→ **WHAT YOU NEED TO DO**:
Only the number is wanted: how many lines hold the word "草稿纸和答题卡上的非答题区域均无效"?

## Start INFORMATION PROVIDED

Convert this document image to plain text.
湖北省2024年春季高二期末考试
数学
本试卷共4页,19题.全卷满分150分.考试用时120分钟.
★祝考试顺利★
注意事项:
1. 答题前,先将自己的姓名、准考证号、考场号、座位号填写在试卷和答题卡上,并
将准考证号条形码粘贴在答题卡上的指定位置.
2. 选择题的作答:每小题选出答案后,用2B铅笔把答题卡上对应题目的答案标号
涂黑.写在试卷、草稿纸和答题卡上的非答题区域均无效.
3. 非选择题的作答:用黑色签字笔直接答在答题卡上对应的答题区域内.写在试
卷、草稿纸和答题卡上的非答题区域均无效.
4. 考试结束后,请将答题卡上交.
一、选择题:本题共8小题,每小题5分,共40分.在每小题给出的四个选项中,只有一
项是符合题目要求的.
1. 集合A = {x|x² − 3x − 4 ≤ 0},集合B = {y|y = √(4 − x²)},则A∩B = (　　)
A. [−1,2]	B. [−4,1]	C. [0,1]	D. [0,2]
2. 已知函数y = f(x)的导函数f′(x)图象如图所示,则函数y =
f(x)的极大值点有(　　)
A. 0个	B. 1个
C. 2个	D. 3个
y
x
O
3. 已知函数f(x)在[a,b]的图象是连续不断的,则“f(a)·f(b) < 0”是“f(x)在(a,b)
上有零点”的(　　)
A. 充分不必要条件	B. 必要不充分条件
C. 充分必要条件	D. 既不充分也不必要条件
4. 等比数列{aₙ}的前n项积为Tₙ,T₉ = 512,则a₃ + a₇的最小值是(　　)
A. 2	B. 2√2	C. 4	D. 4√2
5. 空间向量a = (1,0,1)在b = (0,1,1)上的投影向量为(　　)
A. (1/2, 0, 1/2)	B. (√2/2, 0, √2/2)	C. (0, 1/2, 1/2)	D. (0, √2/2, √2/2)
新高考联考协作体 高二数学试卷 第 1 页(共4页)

## End INFORMATION PROVIDED

→ **ANSWER TO THIS PROBLEM**:
2